**WHAT YOU NEED TO DO**
Show all lines holding "талями".

-- Start EXTRACTED INFORMATION --

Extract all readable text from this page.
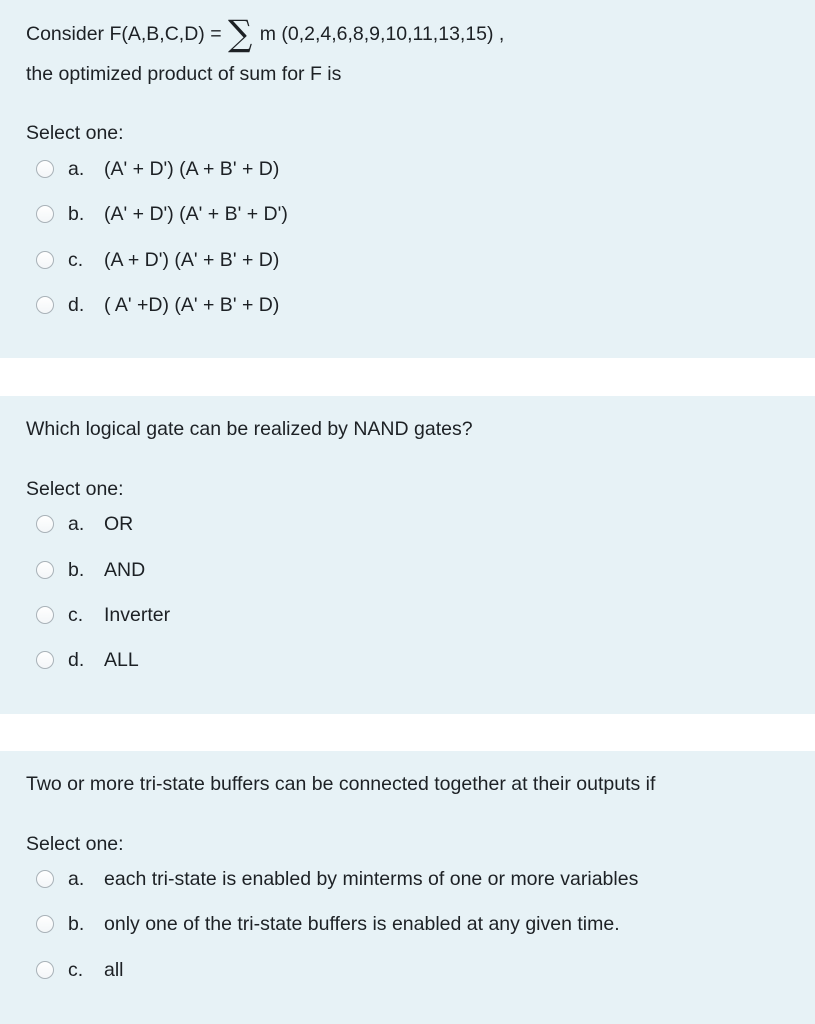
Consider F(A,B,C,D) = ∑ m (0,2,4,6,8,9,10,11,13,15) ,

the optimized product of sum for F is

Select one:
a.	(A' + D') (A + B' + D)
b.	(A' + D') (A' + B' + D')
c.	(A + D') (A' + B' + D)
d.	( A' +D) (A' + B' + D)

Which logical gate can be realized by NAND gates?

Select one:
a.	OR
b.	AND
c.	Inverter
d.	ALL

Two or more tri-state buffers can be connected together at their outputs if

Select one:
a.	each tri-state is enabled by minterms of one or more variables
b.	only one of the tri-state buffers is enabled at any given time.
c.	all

-- End EXTRACTED INFORMATION --
-- Start EXTRACTED INFORMATION --

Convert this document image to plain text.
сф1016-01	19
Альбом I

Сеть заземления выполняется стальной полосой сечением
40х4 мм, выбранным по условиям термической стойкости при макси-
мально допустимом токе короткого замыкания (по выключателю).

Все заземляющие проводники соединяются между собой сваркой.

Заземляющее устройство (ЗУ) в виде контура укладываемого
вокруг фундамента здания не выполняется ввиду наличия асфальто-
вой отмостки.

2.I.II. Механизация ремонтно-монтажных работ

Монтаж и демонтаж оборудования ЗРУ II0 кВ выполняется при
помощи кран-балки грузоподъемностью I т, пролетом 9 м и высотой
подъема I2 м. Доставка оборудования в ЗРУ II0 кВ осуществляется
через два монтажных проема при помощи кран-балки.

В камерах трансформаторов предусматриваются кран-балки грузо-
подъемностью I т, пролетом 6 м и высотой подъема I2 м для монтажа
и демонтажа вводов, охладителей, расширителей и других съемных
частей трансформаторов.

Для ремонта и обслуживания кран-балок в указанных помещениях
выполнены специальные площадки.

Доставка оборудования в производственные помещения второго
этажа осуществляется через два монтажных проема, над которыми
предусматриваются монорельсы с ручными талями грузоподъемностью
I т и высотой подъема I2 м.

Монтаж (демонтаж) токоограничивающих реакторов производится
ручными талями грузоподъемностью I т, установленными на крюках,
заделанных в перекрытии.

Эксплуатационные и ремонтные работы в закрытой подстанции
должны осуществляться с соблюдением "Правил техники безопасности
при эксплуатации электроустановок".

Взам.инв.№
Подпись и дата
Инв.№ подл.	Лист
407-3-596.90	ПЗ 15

-- End EXTRACTED INFORMATION --
-- Start EXTRACTED INFORMATION --

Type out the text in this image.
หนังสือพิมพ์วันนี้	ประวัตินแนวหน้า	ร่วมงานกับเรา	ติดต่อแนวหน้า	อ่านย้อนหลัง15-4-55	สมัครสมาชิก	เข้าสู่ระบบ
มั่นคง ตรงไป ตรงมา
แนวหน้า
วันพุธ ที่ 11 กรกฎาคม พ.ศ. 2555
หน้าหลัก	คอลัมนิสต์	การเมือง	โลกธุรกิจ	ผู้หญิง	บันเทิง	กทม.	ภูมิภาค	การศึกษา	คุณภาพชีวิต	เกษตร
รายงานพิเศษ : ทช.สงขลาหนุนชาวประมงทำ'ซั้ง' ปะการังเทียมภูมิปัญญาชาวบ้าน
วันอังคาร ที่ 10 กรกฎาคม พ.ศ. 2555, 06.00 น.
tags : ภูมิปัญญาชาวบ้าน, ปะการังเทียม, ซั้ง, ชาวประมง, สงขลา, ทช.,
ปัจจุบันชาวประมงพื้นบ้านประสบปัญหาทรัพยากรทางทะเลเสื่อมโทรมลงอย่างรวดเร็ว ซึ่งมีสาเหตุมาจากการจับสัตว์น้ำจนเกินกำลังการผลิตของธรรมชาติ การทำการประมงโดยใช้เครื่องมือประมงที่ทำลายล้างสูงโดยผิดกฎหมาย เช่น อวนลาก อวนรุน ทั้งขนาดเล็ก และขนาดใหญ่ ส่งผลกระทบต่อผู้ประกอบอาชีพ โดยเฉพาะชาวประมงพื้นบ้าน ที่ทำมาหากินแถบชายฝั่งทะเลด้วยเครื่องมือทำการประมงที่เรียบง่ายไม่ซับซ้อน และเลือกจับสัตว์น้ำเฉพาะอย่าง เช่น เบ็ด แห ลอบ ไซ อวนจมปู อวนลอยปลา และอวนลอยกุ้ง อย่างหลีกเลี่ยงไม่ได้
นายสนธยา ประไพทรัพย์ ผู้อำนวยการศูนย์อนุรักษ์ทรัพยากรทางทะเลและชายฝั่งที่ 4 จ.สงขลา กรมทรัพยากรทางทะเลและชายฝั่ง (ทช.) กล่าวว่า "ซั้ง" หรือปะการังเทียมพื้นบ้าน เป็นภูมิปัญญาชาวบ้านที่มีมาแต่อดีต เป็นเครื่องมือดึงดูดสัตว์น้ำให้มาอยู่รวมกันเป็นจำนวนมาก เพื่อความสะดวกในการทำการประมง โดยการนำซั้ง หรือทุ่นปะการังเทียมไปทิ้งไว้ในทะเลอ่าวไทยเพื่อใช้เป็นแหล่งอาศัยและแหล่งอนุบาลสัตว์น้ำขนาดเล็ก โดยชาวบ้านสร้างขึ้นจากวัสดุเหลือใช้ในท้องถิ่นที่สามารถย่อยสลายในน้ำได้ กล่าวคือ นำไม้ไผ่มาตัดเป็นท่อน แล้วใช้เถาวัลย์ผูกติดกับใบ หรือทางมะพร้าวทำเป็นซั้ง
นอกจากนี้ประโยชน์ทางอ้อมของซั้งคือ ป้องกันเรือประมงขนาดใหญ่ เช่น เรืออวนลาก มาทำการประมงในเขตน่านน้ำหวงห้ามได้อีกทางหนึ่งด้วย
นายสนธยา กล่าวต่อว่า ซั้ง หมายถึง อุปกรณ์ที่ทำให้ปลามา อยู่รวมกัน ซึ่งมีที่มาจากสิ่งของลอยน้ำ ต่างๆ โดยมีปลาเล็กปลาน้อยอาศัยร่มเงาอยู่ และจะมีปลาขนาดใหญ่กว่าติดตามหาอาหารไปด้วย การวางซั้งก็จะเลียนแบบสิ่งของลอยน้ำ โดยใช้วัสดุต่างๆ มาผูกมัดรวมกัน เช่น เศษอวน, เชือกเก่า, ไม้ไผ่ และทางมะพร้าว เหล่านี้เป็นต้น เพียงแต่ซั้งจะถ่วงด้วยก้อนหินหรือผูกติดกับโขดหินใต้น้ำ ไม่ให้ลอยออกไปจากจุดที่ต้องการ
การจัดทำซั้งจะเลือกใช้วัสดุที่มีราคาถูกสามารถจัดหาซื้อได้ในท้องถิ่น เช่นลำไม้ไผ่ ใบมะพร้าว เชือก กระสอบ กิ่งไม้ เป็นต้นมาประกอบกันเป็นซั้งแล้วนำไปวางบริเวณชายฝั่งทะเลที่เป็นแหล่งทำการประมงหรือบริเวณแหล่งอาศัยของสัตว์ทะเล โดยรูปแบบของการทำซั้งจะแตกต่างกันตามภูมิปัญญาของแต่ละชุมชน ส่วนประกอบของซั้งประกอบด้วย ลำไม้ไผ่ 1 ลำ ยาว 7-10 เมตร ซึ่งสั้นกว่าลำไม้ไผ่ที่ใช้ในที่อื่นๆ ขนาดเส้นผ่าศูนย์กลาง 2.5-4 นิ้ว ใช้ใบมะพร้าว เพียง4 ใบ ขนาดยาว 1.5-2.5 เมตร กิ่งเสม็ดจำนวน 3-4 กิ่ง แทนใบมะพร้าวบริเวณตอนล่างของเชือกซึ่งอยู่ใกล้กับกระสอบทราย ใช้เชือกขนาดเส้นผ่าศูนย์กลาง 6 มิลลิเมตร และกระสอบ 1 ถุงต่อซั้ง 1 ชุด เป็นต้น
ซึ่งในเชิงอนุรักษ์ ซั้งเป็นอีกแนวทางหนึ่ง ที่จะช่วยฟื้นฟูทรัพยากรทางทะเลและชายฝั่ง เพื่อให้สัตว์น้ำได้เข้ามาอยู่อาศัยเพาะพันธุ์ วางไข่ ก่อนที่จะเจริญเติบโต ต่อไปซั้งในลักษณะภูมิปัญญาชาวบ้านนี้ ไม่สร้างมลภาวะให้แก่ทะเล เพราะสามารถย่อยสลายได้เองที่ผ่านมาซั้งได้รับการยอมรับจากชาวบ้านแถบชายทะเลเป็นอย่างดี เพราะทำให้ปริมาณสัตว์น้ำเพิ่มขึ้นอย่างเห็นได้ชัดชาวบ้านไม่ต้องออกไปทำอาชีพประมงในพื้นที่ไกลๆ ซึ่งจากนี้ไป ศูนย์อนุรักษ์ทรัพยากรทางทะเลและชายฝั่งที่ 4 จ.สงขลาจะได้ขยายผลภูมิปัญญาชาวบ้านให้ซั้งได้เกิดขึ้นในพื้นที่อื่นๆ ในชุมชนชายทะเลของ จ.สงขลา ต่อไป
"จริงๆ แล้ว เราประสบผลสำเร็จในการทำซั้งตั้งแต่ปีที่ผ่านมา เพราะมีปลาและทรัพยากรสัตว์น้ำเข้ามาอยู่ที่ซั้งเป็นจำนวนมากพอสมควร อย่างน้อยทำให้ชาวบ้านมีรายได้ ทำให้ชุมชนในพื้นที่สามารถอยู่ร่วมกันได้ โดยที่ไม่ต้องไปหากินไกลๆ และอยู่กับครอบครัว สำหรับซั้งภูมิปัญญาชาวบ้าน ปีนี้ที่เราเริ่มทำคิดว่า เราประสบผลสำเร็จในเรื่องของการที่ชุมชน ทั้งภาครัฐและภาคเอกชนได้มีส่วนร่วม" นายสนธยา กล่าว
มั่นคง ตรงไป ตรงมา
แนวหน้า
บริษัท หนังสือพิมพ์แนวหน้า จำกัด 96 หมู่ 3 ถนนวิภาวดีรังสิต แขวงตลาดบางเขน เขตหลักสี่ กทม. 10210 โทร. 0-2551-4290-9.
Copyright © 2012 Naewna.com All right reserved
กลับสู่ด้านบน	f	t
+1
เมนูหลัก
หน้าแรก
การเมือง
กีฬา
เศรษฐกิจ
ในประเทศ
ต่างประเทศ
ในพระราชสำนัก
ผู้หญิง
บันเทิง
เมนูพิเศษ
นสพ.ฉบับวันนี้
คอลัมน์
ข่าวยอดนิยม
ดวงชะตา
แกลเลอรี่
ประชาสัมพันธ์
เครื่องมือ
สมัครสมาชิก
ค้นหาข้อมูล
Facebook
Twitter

-- End EXTRACTED INFORMATION --

**CORRECT OUTPUT**
предусматриваются монорельсы с ручными талями грузоподъемностью
ручными талями грузоподъемностью I т, установленными на крюках,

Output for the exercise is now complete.